## GIVEN EXERCISE
Identify each line below that contains the word "background", and copy it out.

[Items from a dataset]
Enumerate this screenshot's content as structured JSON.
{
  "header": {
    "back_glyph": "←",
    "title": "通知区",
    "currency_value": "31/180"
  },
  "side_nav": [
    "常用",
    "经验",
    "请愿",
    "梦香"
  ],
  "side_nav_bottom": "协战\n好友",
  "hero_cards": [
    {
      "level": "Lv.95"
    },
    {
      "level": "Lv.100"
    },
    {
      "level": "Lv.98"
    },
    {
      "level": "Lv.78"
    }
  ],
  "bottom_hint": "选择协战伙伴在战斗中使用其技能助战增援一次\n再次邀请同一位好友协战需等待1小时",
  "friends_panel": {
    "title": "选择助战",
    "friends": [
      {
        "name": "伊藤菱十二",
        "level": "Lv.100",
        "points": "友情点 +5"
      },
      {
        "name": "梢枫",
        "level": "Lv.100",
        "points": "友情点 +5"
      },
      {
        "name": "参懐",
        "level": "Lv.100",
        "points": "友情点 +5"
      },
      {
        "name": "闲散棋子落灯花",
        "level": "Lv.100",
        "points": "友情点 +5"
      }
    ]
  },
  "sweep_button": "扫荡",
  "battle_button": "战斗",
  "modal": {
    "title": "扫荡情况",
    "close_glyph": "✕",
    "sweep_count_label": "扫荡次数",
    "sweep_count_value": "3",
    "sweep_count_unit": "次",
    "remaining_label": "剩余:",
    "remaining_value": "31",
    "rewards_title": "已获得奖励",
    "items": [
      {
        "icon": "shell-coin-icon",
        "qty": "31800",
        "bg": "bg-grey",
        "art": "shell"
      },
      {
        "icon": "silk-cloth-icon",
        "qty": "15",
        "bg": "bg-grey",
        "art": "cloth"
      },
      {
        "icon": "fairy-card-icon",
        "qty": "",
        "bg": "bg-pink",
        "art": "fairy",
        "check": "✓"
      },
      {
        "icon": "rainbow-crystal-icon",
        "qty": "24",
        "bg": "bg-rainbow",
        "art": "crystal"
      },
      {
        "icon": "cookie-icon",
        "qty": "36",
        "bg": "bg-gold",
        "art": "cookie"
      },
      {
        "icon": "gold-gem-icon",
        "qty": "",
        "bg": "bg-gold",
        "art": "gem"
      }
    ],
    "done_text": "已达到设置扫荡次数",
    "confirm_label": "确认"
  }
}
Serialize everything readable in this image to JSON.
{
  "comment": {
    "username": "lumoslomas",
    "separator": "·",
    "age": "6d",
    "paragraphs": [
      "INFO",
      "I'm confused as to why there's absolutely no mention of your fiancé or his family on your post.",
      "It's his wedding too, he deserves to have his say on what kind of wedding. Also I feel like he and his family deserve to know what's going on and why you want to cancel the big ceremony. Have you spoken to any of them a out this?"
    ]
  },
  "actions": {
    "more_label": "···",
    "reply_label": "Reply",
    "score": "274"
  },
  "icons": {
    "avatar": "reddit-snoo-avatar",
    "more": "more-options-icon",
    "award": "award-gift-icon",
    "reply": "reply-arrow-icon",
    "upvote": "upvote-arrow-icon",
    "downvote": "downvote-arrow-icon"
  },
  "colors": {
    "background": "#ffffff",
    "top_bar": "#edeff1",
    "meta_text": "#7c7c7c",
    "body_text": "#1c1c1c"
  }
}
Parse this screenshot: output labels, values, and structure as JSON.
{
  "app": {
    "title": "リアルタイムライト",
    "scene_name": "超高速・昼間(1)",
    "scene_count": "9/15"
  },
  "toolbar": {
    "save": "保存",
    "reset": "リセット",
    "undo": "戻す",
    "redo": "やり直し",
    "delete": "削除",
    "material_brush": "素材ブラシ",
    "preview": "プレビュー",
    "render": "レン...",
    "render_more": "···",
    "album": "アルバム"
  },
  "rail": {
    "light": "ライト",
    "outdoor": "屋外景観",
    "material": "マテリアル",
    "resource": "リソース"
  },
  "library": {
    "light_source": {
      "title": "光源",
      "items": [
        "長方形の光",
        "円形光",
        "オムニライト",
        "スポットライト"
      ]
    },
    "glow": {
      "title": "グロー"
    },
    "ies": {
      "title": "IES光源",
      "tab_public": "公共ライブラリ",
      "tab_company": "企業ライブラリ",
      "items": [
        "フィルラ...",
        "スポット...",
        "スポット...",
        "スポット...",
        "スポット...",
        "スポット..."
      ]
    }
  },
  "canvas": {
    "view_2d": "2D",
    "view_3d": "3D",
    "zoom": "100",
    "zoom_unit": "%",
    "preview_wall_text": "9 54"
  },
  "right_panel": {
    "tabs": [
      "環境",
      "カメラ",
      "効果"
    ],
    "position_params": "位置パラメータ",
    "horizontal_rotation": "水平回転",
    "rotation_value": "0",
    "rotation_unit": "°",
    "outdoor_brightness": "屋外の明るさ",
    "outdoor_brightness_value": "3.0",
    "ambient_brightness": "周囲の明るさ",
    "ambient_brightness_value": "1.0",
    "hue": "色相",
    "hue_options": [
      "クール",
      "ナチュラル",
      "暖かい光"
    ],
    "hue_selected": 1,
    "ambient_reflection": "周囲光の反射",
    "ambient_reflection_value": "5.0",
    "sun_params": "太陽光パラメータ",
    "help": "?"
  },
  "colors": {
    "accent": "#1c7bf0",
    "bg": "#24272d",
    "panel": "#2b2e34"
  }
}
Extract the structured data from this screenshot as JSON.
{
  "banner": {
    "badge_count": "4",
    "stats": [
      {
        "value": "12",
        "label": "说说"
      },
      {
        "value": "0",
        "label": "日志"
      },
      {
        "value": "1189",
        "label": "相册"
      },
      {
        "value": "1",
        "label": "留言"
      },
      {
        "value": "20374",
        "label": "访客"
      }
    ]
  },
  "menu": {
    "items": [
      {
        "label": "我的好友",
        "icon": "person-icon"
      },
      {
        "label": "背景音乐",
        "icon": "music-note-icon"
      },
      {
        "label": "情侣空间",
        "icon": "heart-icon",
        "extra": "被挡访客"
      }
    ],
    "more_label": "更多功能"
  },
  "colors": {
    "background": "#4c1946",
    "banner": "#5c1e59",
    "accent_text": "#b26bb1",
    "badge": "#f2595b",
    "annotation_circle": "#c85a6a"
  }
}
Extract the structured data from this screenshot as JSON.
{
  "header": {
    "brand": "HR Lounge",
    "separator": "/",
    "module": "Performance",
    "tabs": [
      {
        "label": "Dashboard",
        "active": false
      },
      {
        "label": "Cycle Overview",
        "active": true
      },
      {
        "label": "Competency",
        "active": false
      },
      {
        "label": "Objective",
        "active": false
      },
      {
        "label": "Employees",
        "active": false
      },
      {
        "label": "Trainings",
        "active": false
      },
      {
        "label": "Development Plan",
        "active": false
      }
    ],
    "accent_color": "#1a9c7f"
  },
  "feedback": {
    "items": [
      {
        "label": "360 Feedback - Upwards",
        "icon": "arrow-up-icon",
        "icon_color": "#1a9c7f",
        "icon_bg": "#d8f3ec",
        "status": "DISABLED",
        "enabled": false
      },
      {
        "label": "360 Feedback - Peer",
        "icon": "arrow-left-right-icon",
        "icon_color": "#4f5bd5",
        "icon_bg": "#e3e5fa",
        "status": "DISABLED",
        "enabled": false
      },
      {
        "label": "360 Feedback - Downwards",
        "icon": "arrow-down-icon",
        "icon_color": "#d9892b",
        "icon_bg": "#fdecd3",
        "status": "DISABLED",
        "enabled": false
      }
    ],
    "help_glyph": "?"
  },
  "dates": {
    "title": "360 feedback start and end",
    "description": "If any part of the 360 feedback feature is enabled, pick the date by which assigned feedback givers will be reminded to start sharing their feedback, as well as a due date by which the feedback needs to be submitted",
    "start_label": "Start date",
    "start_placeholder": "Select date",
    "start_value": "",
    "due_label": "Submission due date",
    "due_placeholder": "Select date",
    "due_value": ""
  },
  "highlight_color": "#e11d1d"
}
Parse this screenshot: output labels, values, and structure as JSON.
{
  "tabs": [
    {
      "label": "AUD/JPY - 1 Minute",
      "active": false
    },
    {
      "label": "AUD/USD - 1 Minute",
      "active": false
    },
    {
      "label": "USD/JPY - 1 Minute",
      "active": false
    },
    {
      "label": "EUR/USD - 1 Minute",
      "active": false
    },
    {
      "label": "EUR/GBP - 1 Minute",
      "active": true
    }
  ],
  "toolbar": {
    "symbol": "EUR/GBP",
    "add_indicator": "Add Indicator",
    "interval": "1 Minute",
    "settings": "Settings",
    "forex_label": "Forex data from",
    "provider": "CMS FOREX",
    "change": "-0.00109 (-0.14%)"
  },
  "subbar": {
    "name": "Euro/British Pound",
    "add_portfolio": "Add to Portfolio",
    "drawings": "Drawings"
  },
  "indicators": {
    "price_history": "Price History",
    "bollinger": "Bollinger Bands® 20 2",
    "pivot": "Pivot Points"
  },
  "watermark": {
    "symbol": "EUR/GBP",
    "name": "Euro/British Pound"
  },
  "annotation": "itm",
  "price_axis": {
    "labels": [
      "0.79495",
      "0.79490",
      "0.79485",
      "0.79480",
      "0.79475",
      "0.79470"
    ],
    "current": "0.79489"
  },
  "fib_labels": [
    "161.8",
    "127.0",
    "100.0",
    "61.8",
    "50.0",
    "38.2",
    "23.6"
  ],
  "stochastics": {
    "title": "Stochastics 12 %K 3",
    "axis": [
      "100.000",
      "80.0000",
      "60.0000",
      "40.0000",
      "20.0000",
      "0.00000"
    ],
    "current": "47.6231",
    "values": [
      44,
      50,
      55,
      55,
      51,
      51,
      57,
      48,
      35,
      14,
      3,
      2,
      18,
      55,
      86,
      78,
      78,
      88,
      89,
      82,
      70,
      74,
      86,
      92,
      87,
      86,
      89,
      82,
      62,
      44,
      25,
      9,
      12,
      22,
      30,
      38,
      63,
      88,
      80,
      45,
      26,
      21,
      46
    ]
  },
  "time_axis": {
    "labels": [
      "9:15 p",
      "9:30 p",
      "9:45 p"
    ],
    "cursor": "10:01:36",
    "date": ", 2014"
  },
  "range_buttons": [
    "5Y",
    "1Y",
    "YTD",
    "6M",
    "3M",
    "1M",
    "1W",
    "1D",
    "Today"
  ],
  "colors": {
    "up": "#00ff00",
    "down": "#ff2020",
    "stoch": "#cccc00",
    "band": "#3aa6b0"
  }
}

## WRITTEN SOLUTION
    "background": "#ffffff",
    "background": "#4c1946",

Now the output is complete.